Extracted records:
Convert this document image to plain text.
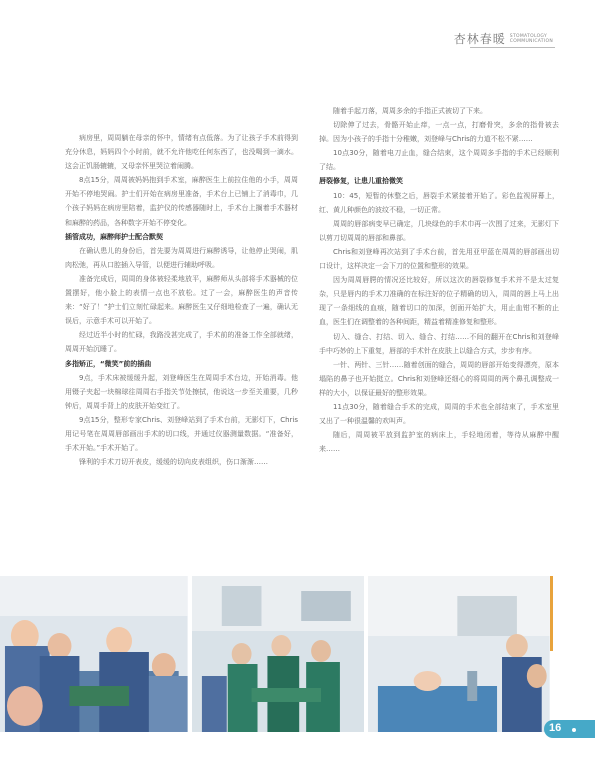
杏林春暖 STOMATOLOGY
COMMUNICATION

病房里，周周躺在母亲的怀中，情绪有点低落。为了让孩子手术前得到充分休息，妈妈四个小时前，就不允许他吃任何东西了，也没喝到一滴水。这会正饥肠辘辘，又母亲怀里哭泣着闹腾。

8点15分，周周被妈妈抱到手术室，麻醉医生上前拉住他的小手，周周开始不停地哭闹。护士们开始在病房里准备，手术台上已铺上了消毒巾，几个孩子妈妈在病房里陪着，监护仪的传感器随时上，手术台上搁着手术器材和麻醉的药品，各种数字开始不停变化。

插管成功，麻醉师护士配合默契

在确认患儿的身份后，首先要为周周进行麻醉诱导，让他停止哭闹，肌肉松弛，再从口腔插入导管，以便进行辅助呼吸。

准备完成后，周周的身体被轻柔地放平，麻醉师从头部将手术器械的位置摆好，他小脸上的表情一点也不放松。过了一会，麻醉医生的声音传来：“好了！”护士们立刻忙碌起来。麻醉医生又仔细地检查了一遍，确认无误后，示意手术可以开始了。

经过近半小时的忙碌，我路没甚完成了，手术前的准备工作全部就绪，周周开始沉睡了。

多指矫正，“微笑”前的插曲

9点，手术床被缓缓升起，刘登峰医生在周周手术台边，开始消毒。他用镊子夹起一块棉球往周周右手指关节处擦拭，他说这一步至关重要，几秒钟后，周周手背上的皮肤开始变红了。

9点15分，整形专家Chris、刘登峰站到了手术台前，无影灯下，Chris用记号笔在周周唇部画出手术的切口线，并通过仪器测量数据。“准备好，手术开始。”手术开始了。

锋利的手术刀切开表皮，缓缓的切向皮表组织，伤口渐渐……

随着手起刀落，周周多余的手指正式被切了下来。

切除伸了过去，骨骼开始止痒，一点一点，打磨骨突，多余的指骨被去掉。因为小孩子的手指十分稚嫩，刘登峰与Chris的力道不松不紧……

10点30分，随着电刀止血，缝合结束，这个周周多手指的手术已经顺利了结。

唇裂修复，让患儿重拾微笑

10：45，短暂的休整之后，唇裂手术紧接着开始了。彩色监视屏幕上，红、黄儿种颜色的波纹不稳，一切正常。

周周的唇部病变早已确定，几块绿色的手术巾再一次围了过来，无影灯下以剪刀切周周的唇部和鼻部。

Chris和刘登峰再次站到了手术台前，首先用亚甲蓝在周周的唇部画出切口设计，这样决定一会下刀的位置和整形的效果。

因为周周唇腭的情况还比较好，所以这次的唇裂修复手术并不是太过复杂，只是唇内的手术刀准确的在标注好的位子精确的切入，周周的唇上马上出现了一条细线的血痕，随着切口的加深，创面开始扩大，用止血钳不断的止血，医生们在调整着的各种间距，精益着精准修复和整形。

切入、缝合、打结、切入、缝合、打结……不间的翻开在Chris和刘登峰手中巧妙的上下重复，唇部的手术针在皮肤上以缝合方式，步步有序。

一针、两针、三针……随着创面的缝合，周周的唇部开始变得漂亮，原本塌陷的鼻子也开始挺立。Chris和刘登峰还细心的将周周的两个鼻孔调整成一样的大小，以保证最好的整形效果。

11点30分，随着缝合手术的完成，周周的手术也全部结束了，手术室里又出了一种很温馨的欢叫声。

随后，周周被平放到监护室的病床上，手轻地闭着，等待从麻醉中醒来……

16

### Aim
Using the material above, set down every line exactly, but skip the pictures.

### Solution for this exercise
Convert this document image to plain text.
杏林春暖 STOMATOLOGY
COMMUNICATION

病房里，周周躺在母亲的怀中，情绪有点低落。为了让孩子手术前得到充分休息，妈妈四个小时前，就不允许他吃任何东西了，也没喝到一滴水。这会正饥肠辘辘，又母亲怀里哭泣着闹腾。

8点15分，周周被妈妈抱到手术室，麻醉医生上前拉住他的小手，周周开始不停地哭闹。护士们开始在病房里准备，手术台上已铺上了消毒巾，几个孩子妈妈在病房里陪着，监护仪的传感器随时上，手术台上搁着手术器材和麻醉的药品，各种数字开始不停变化。

插管成功，麻醉师护士配合默契

在确认患儿的身份后，首先要为周周进行麻醉诱导，让他停止哭闹，肌肉松弛，再从口腔插入导管，以便进行辅助呼吸。

准备完成后，周周的身体被轻柔地放平，麻醉师从头部将手术器械的位置摆好，他小脸上的表情一点也不放松。过了一会，麻醉医生的声音传来：“好了！”护士们立刻忙碌起来。麻醉医生又仔细地检查了一遍，确认无误后，示意手术可以开始了。

经过近半小时的忙碌，我路没甚完成了，手术前的准备工作全部就绪，周周开始沉睡了。

多指矫正，“微笑”前的插曲

9点，手术床被缓缓升起，刘登峰医生在周周手术台边，开始消毒。他用镊子夹起一块棉球往周周右手指关节处擦拭，他说这一步至关重要，几秒钟后，周周手背上的皮肤开始变红了。

9点15分，整形专家Chris、刘登峰站到了手术台前，无影灯下，Chris用记号笔在周周唇部画出手术的切口线，并通过仪器测量数据。“准备好，手术开始。”手术开始了。

锋利的手术刀切开表皮，缓缓的切向皮表组织，伤口渐渐……

随着手起刀落，周周多余的手指正式被切了下来。

切除伸了过去，骨骼开始止痒，一点一点，打磨骨突，多余的指骨被去掉。因为小孩子的手指十分稚嫩，刘登峰与Chris的力道不松不紧……

10点30分，随着电刀止血，缝合结束，这个周周多手指的手术已经顺利了结。

唇裂修复，让患儿重拾微笑

10：45，短暂的休整之后，唇裂手术紧接着开始了。彩色监视屏幕上，红、黄儿种颜色的波纹不稳，一切正常。

周周的唇部病变早已确定，几块绿色的手术巾再一次围了过来，无影灯下以剪刀切周周的唇部和鼻部。

Chris和刘登峰再次站到了手术台前，首先用亚甲蓝在周周的唇部画出切口设计，这样决定一会下刀的位置和整形的效果。

因为周周唇腭的情况还比较好，所以这次的唇裂修复手术并不是太过复杂，只是唇内的手术刀准确的在标注好的位子精确的切入，周周的唇上马上出现了一条细线的血痕，随着切口的加深，创面开始扩大，用止血钳不断的止血，医生们在调整着的各种间距，精益着精准修复和整形。

切入、缝合、打结、切入、缝合、打结……不间的翻开在Chris和刘登峰手中巧妙的上下重复，唇部的手术针在皮肤上以缝合方式，步步有序。

一针、两针、三针……随着创面的缝合，周周的唇部开始变得漂亮，原本塌陷的鼻子也开始挺立。Chris和刘登峰还细心的将周周的两个鼻孔调整成一样的大小，以保证最好的整形效果。

11点30分，随着缝合手术的完成，周周的手术也全部结束了，手术室里又出了一种很温馨的欢叫声。

随后，周周被平放到监护室的病床上，手轻地闭着，等待从麻醉中醒来……

16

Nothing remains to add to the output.